Extrait fourni:

Qu’importe le passé : l’avenir est-il condamné, avec les reculs de la démocratie et de la paix dans le monde ? Les démocraties libérales ne seraient plus que 32 en 2020 alors qu’elles étaient 43 en 2010.

La moitié des Gazaouis estime que le meilleur régime serait la démocratie. 73% souhaitent une solution pacifique avec Israël.

Et pourtant : La moitié (52%) des Gazaouis estime que le meilleur régime est … la démocratie ! 29% seulement soutiennent le Hamas, ce qui est peu dans un régime policier (44% sont contre). 73% souhaitent une solution pacifique avec Israël, contre 20% qui veulent une solution « militaire ». Les Gazaouis aimeraient développer des liens avec les Etats-Unis (37%) plutôt que l’Iran (32%).  

Si on laisse les peuples parler, ils choisiront la paix et la démocratie, à Gaza comme ailleurs. Hélas, ils n’ont pas le choix. 

L’amicale des dictateurs n’a aucune chance. À condition que les démocraties soient solidaires.

Selon l’état des forces, militaires, économiques, financières, culturelles, l’amicale des dictateurs n’a aucune chance. À condition que les démocraties soient solidaires, qu’elles n’oublient pas ceux qui vivent sous la coupe de terroristes, parfois chefs d’Etat. Russie, Chine, Corée du Nord, Iran, Birmanie, Biélorussie, Syrie, autant de médailles accrochées à vif sur la peau de l’humanité.

Jeu de données:
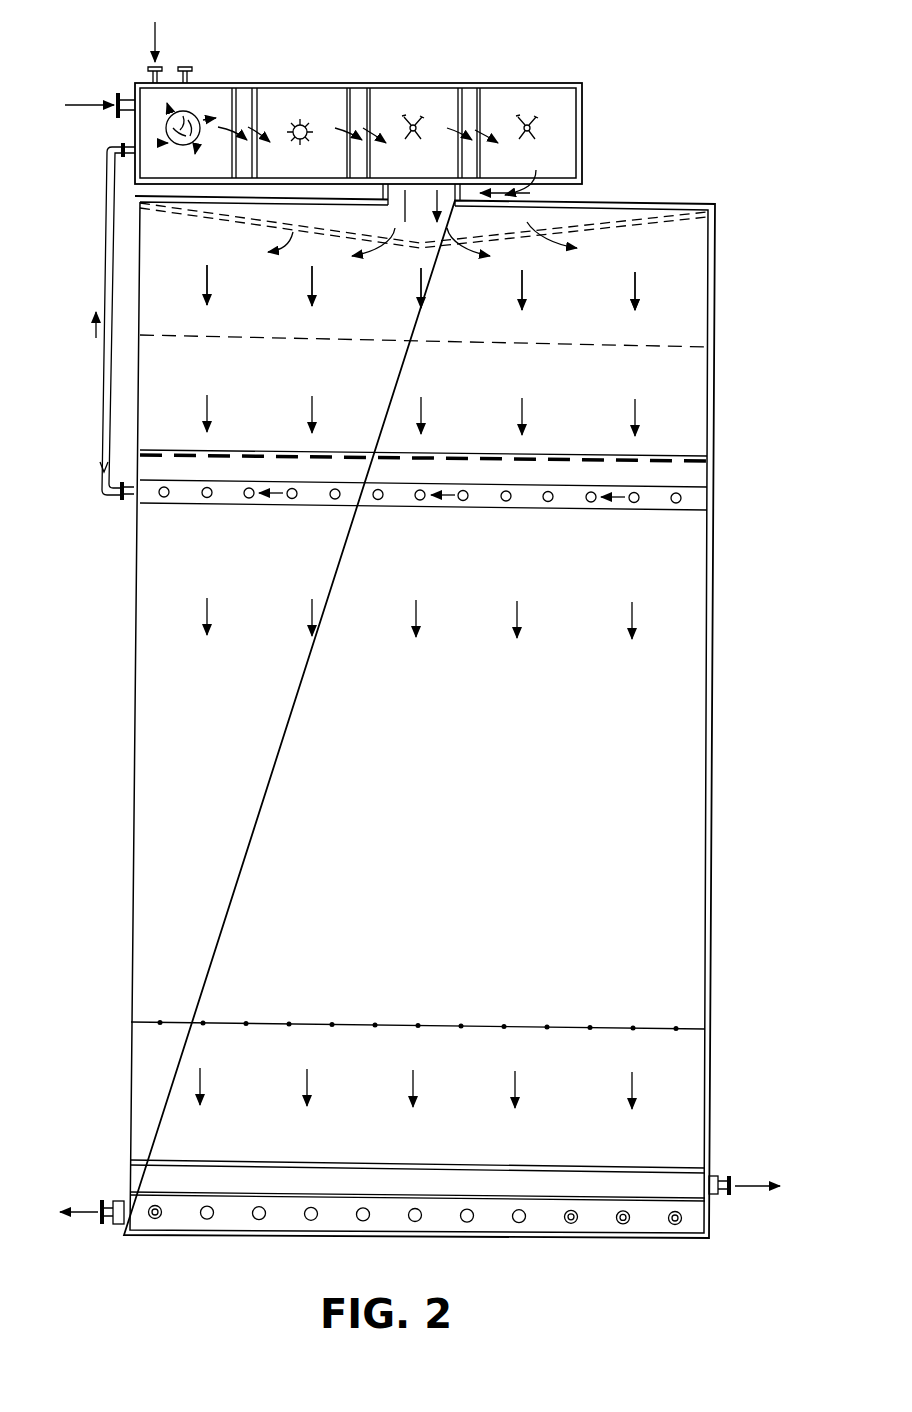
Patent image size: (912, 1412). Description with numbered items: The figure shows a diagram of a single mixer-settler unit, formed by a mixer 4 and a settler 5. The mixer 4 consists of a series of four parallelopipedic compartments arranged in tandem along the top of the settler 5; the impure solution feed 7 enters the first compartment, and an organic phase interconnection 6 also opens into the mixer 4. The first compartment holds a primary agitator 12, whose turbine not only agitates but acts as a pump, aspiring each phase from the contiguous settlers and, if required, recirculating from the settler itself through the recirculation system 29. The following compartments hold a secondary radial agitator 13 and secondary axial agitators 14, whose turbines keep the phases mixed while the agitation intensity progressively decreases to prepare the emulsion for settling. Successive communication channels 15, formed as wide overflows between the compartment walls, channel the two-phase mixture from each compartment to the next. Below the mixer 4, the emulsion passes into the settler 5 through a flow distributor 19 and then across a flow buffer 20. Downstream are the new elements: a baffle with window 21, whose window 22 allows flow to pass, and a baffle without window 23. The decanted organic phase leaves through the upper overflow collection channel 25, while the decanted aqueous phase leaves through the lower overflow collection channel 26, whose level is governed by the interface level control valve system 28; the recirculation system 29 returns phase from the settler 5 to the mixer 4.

The mixer 4 is at (590, 103).
The settler 5 is at (614, 192).
The organic phase interconnection 6 is at (72, 108).
The impure solution feed 7 is at (150, 33).
The primary agitator 12 is at (188, 113).
The secondary radial agitator 13 is at (301, 122).
The secondary axial agitator 14 is at (415, 122).
The communication channels between mixer compartments 15 is at (245, 105).
The flow distributor 19 is at (638, 221).
The flow buffer 20 is at (652, 344).
The baffle with window 21 is at (643, 460).
The window 22 is at (663, 455).
The baffle without window 23 is at (655, 1026).
The upper overflow collection channel for the decanted organic phase 25 is at (667, 1180).
The lower overflow collection channel for the decanted aqueous phase 26 is at (655, 1222).
The interface level control valve system 28 is at (575, 1222).
The recirculation system 29 is at (655, 499).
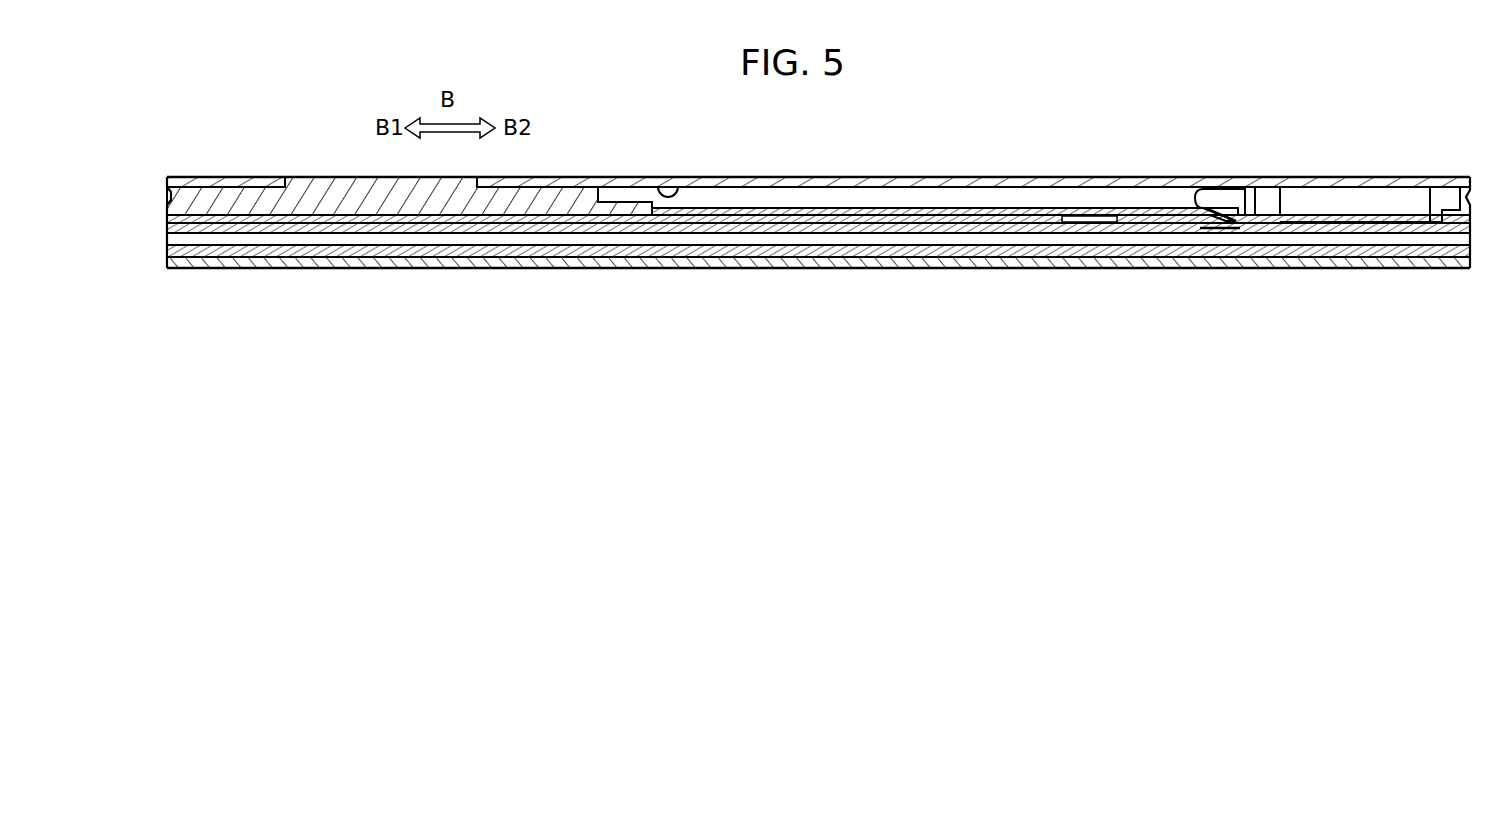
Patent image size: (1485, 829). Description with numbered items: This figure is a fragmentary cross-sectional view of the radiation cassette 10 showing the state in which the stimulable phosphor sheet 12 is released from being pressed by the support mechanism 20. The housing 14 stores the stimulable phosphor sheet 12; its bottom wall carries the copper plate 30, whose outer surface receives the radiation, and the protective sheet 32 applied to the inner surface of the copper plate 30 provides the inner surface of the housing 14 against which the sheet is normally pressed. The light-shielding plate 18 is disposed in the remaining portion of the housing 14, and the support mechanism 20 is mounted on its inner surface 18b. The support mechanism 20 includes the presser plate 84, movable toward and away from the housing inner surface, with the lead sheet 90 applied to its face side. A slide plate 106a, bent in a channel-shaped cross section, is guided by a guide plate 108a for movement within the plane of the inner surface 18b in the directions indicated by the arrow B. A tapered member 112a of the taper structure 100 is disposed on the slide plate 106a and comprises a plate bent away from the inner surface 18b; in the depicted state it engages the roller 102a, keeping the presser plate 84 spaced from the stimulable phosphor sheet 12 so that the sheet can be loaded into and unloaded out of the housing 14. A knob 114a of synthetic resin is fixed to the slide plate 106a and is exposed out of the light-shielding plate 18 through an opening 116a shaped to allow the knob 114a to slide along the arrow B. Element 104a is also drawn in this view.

The radiation cassette 10 is at (932, 82).
The stimulable phosphor sheet 12 is at (566, 268).
The housing 14 is at (818, 281).
The light-shielding plate 18 is at (1336, 172).
The inner surface of the light-shielding plate 18b is at (674, 186).
The support mechanism 20 is at (818, 202).
The copper plate 30 is at (695, 251).
The protective sheet 32 is at (630, 258).
The presser plate 84 is at (908, 222).
The lead sheet 90 is at (742, 240).
The taper structure 100 is at (1250, 177).
The roller 102a is at (1210, 200).
The stopper block 104a is at (1261, 206).
The slide plate 106a is at (840, 209).
The guide plate 108a is at (1105, 218).
The tapered member 112a is at (1228, 213).
The knob 114a is at (330, 200).
The opening 116a is at (248, 177).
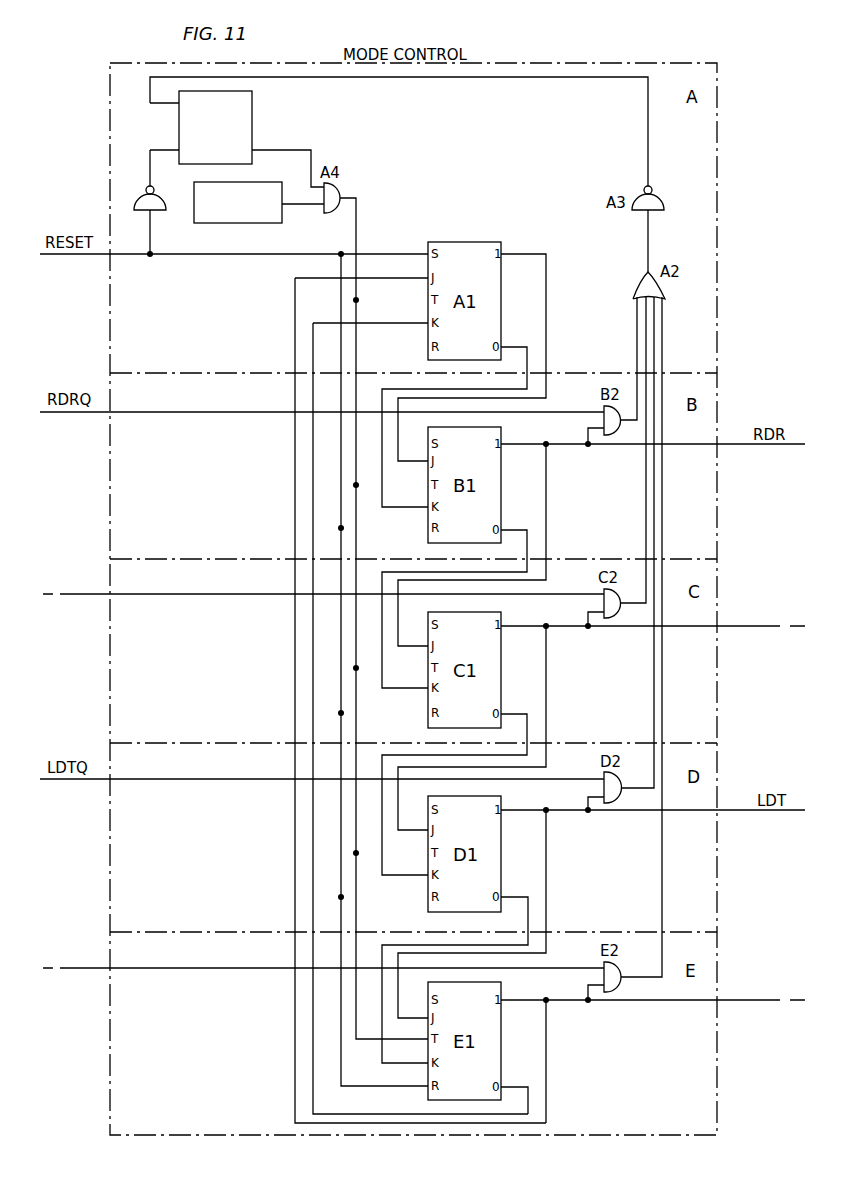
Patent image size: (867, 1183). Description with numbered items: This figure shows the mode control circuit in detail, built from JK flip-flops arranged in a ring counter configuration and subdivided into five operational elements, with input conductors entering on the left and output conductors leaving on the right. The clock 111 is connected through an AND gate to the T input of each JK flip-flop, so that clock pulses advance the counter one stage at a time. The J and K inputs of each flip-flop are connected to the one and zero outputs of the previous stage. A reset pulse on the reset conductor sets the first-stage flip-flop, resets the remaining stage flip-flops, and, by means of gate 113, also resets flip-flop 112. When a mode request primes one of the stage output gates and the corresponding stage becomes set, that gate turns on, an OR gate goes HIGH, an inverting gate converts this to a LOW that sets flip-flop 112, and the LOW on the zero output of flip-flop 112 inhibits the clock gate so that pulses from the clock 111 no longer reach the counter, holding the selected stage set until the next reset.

The clock 111 is at (280, 222).
The flip-flop 112 is at (252, 100).
The gate 113 is at (130, 197).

Consignes: Relevez les pays que l'extrait qualifie d'« autant de médailles accrochées à vif sur la peau de l'humanité ». Les entrées forment un matériau distinct de l'extrait.

Réponse: Russie, Chine, Corée du Nord, Iran, Birmanie, Biélorussie, Syrie